O festival taurino que foi o culminar do Bullfest, não foi espectacular, mas teve bons momentos de toureio. O cartel contava com seis toiros de diferentes ganadarias, seis cavaleiros, três matadores e membros de diversos grupos de forcados, além de mais um touro para recortadores. Era uma boa miscelânea para quem quisesse, realmente, tomar contacto com a tauromaquia pela primeira vez. Para aficcionados era um cartel, talvez demasiado, original, porém sabemos que não era um dia comum e o objectivo de todo o Bullfest estava bem patente nesta composição congeminada pela organização.
Abriram praça Rui Salvador e Manuel Manzanares, numa lide pouco vistosa de ambos, mas de correcta cravagem. De má memória ficou a pega deste touro, que teve como forcado de cara Ricardo Cardoso, do grupo de Monsaraz. A pega concretizou-se, mas pelas mãos de João Grave, de Santarém, depois de uma verdadeira batalha, ao sexto intento, Ricardo magoou o braço, e foi à sétima tentativa que ficou pegado.
Os derrotes era violentos e o caminho irregular, foi uma pega impressionante, a deste Luis Rocha.
O segundo duo nesta tarde do Campo Pequeno foi o que triunfou, com Luis Rouxinol e Filipe Gonçalves ante um Pinto Barreiros a dar jogo e os cavaleiros a entenderem-se particularmente bem para a lide, sempre mais complicada a duo e, ainda por cima, com toureiros que não treinam juntos. Hugo Figueira, do grupo do Redondo, teve uma pega dura efectuada ao primeiro intento, mas que mereceu a segunda volta do primeira ajuda, Pedro Coelho dos Reis.

:::::

O PROBLEMA
Dê continuidade ao texto sobre o festival taurino do Bullfest, começando logo após a última frase apresentada.

(Dados de análise da estrutura de documentos)

:::::

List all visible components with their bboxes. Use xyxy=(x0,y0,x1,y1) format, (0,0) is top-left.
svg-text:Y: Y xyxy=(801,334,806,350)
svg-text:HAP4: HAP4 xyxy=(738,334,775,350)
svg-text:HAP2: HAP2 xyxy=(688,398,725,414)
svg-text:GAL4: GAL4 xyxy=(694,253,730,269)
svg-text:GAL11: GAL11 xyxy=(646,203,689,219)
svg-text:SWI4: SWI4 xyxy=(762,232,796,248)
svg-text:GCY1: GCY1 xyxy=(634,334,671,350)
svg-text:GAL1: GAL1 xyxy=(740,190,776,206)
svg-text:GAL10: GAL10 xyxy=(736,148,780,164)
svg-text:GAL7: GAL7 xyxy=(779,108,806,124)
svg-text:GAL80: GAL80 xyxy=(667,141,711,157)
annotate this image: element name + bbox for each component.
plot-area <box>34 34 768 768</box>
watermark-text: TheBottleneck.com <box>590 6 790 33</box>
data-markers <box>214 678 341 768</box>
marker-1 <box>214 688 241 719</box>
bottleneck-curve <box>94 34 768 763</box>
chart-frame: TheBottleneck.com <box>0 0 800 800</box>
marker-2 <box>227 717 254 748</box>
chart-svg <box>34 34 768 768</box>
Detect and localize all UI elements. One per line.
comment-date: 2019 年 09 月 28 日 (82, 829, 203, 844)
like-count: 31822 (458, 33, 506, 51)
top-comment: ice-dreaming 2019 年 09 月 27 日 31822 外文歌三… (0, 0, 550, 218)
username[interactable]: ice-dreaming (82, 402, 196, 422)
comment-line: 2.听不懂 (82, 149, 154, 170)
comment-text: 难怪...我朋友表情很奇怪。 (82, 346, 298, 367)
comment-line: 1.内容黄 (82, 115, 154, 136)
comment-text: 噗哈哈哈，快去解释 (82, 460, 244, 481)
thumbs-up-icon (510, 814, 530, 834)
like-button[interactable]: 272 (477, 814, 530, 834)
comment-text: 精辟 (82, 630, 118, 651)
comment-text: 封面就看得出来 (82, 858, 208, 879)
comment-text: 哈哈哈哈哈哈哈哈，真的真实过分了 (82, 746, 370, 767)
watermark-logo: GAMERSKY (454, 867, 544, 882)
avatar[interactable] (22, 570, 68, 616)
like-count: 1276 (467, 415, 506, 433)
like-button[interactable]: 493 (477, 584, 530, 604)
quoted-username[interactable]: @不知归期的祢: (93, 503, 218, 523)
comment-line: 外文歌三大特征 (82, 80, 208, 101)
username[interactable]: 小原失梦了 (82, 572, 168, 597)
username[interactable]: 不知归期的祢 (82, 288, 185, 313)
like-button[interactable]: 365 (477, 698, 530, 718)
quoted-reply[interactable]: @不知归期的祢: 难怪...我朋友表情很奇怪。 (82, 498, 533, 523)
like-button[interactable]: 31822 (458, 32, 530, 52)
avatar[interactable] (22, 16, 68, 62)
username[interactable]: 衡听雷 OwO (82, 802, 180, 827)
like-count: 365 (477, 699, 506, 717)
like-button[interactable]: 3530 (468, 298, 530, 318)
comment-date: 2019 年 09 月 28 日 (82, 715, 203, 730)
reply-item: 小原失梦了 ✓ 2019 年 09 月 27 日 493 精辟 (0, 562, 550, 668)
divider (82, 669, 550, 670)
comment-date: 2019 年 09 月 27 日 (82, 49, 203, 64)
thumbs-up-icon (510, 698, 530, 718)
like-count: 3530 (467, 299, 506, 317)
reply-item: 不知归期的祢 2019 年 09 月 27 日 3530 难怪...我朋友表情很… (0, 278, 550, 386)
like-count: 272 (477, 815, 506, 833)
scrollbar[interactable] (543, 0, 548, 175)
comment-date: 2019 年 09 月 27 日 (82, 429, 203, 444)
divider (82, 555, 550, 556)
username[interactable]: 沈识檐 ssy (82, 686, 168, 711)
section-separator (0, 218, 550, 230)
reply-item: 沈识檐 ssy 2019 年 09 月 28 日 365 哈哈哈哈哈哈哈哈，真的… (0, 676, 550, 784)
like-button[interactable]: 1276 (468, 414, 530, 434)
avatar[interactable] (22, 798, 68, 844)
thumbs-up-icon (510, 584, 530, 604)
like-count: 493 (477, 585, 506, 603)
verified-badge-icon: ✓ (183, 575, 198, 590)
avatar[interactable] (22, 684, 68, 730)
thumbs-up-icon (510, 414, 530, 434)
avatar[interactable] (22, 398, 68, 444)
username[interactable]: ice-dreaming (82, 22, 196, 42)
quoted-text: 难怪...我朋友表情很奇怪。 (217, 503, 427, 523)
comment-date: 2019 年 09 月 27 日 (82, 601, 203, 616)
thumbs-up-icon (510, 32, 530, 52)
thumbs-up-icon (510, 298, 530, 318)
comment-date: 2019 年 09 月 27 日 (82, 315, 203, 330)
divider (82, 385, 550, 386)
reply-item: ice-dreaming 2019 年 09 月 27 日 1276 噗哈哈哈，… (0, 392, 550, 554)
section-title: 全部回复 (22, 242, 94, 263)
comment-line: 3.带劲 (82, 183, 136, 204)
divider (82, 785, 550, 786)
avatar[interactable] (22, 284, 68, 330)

:::::

RESPOSTA AO EXERCÍCIO
António Brito Paes, que substituiu Manuel Telles Bastos, entrou a par de Francisco Palha, coube-lhes o pior touro da tarde, de ferro Romão Tenório, com parca investida e que impediu a parelha de cavaleiros de triunfar, uma vez que sem dúvida foram os que tiveram o mais empenhado e coordenado trabalho a duo. Márcio Chapa pegou à terceira tentativa, pois as duas anteriores perdeu-se por o touro baixar muito a cara e não permitir a fixação na cara.
As bandarilhas de Fandi emocionaram a casa, cheia a pelo menos um terço, mas a prestação do matador espanhol com o Murteira Grave foi excelente também no capote e de elegância na muleta. A António joão Ferreira, coube um dos melhores oponentes da tarde e o melhor para toureio a pé, de Manuel Veiga. No capote esteve em grande nível e empenhou-se na muleta, obtendo bons momentos sobretudo pelo pitón esquerdo. Manuel Dias Gomes fechou a tarde com um Torre de Onofre complicado, mas mesmo assim mostrou uma categoria extraordinário no primeiro e último tércios.
Fecharam a festa, os recortadores Artelusa, ante um Prudêncio da Silva bem apresentado, com muita pata, que permitiu aos jovens recortadores mostrarem sortes diferentes, feitas a corpo e com um nível de emoção que manteve os tendidos ocupados até ao último momento.